### [PROBLEM STATEMENT]
Quote all of the data below exactly, please.

### [PROVIDED MATERIAL]
** START **

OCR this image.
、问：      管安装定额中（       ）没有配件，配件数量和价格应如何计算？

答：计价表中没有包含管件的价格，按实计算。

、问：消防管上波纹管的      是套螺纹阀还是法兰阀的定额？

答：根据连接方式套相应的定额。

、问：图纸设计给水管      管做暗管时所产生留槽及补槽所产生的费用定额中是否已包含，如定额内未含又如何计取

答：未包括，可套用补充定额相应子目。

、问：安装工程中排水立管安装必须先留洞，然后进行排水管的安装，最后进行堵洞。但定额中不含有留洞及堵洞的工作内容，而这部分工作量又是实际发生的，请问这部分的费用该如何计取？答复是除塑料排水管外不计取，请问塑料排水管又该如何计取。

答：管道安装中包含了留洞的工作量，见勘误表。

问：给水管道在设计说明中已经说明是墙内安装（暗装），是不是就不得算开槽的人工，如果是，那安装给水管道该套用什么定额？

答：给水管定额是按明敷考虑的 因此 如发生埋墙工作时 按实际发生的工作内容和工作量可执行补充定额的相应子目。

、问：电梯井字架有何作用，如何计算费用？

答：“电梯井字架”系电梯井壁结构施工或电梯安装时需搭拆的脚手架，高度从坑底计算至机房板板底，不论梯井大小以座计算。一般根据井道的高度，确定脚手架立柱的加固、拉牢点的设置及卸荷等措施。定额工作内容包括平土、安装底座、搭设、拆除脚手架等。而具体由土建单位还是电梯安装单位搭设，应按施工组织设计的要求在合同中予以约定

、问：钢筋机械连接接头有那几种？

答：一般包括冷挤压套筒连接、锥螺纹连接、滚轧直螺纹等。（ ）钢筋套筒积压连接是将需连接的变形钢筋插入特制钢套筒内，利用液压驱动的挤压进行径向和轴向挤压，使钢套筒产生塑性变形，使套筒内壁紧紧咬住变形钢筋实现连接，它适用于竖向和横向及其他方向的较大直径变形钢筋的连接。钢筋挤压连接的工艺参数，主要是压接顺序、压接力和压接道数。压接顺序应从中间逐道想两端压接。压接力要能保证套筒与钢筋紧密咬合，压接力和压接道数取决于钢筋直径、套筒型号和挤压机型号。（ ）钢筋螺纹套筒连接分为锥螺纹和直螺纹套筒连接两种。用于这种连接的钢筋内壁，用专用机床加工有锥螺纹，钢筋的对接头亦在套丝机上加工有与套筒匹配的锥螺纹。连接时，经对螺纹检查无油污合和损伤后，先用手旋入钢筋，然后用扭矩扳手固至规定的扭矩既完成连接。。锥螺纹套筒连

** END **

### [OUTPUT FOR THIS EXERCISE]
OCR this image.
、问：      管安装定额中（       ）没有配件，配件数量和价格应如何计算？

答：计价表中没有包含管件的价格，按实计算。

、问：消防管上波纹管的      是套螺纹阀还是法兰阀的定额？

答：根据连接方式套相应的定额。

、问：图纸设计给水管      管做暗管时所产生留槽及补槽所产生的费用定额中是否已包含，如定额内未含又如何计取

答：未包括，可套用补充定额相应子目。

、问：安装工程中排水立管安装必须先留洞，然后进行排水管的安装，最后进行堵洞。但定额中不含有留洞及堵洞的工作内容，而这部分工作量又是实际发生的，请问这部分的费用该如何计取？答复是除塑料排水管外不计取，请问塑料排水管又该如何计取。

答：管道安装中包含了留洞的工作量，见勘误表。

问：给水管道在设计说明中已经说明是墙内安装（暗装），是不是就不得算开槽的人工，如果是，那安装给水管道该套用什么定额？

答：给水管定额是按明敷考虑的 因此 如发生埋墙工作时 按实际发生的工作内容和工作量可执行补充定额的相应子目。

、问：电梯井字架有何作用，如何计算费用？

答：“电梯井字架”系电梯井壁结构施工或电梯安装时需搭拆的脚手架，高度从坑底计算至机房板板底，不论梯井大小以座计算。一般根据井道的高度，确定脚手架立柱的加固、拉牢点的设置及卸荷等措施。定额工作内容包括平土、安装底座、搭设、拆除脚手架等。而具体由土建单位还是电梯安装单位搭设，应按施工组织设计的要求在合同中予以约定

、问：钢筋机械连接接头有那几种？

答：一般包括冷挤压套筒连接、锥螺纹连接、滚轧直螺纹等。（ ）钢筋套筒积压连接是将需连接的变形钢筋插入特制钢套筒内，利用液压驱动的挤压进行径向和轴向挤压，使钢套筒产生塑性变形，使套筒内壁紧紧咬住变形钢筋实现连接，它适用于竖向和横向及其他方向的较大直径变形钢筋的连接。钢筋挤压连接的工艺参数，主要是压接顺序、压接力和压接道数。压接顺序应从中间逐道想两端压接。压接力要能保证套筒与钢筋紧密咬合，压接力和压接道数取决于钢筋直径、套筒型号和挤压机型号。（ ）钢筋螺纹套筒连接分为锥螺纹和直螺纹套筒连接两种。用于这种连接的钢筋内壁，用专用机床加工有锥螺纹，钢筋的对接头亦在套丝机上加工有与套筒匹配的锥螺纹。连接时，经对螺纹检查无油污合和损伤后，先用手旋入钢筋，然后用扭矩扳手固至规定的扭矩既完成连接。。锥螺纹套筒连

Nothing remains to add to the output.